*What the exercise asks*
Copy out the lines from the one containing "List 52 of the" through the one containing "y-tick-label: 0 xyxy=(129,421,140,436)", both included, leaving out any pictures.

*Supplied data*
= = = =
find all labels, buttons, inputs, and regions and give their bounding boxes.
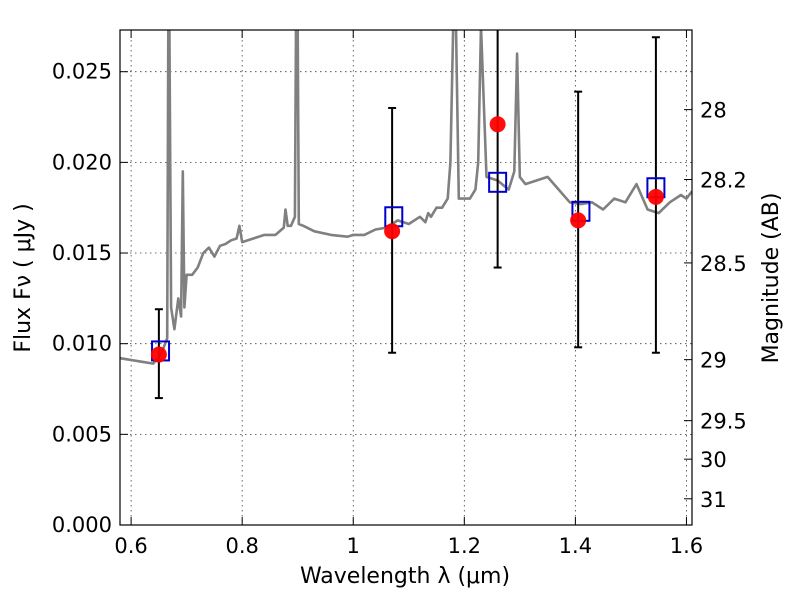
= = = =
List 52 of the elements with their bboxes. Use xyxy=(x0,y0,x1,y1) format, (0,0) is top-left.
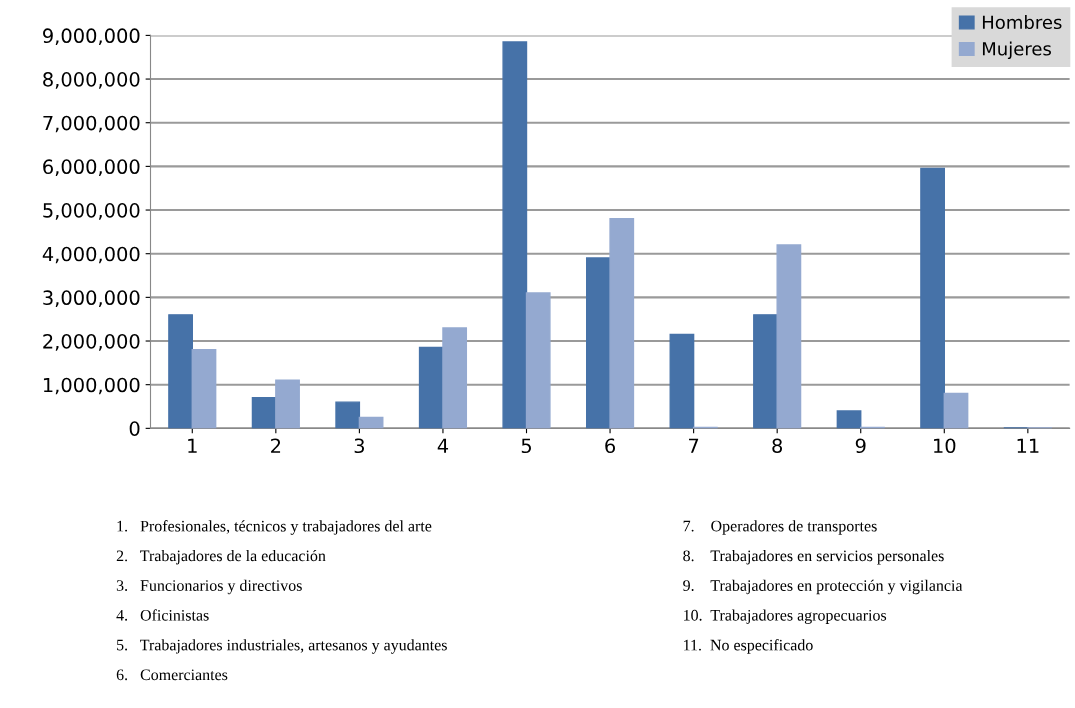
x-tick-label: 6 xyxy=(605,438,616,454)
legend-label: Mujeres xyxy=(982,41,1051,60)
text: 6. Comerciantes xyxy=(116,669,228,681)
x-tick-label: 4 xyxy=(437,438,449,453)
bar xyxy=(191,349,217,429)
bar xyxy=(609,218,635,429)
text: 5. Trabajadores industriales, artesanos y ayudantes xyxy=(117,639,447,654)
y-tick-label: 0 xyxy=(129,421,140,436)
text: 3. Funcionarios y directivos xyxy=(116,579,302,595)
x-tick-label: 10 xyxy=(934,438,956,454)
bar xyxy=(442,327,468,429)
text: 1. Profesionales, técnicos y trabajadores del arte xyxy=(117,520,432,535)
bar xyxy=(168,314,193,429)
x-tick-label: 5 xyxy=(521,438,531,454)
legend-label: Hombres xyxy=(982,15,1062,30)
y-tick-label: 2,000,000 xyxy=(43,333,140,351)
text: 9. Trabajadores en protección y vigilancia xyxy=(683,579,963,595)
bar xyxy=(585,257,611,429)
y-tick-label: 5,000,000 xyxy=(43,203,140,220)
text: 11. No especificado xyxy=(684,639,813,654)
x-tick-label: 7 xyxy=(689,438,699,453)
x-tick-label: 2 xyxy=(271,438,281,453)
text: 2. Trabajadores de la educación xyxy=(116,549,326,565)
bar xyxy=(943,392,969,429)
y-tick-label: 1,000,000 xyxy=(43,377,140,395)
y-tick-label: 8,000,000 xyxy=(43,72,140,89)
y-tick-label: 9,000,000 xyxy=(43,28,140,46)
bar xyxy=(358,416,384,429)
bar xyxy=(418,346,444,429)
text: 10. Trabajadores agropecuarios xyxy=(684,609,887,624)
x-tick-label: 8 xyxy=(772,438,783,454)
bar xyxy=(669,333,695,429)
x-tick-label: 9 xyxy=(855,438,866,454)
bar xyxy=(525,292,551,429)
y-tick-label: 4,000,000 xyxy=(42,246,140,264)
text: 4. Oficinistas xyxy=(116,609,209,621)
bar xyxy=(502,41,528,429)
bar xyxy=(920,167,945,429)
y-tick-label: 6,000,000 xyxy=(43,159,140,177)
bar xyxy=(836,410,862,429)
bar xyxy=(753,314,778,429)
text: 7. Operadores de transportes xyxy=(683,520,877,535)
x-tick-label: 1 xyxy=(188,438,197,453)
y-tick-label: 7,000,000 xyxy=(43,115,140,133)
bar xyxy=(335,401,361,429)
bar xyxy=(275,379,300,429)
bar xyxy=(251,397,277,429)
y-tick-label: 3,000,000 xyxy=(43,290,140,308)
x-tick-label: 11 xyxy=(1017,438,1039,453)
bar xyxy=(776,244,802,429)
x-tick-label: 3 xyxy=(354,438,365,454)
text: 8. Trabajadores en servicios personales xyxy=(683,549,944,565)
= = = =
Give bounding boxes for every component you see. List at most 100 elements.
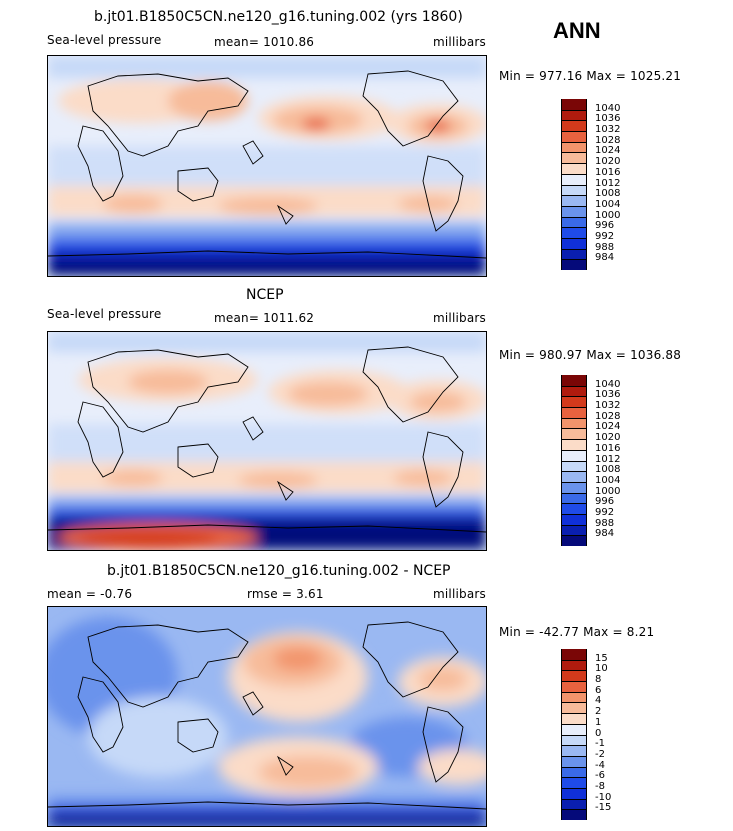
= = = =
*The solution*
List 52 of the elements with their bboxes. Use xyxy=(x0,y0,x1,y1) format, (0,0) is top-left.
x-tick-label: 6 xyxy=(605,438,616,454)
legend-label: Mujeres xyxy=(982,41,1051,60)
text: 6. Comerciantes xyxy=(116,669,228,681)
x-tick-label: 4 xyxy=(437,438,449,453)
bar xyxy=(191,349,217,429)
bar xyxy=(609,218,635,429)
text: 5. Trabajadores industriales, artesanos y ayudantes xyxy=(117,639,447,654)
y-tick-label: 0 xyxy=(129,421,140,436)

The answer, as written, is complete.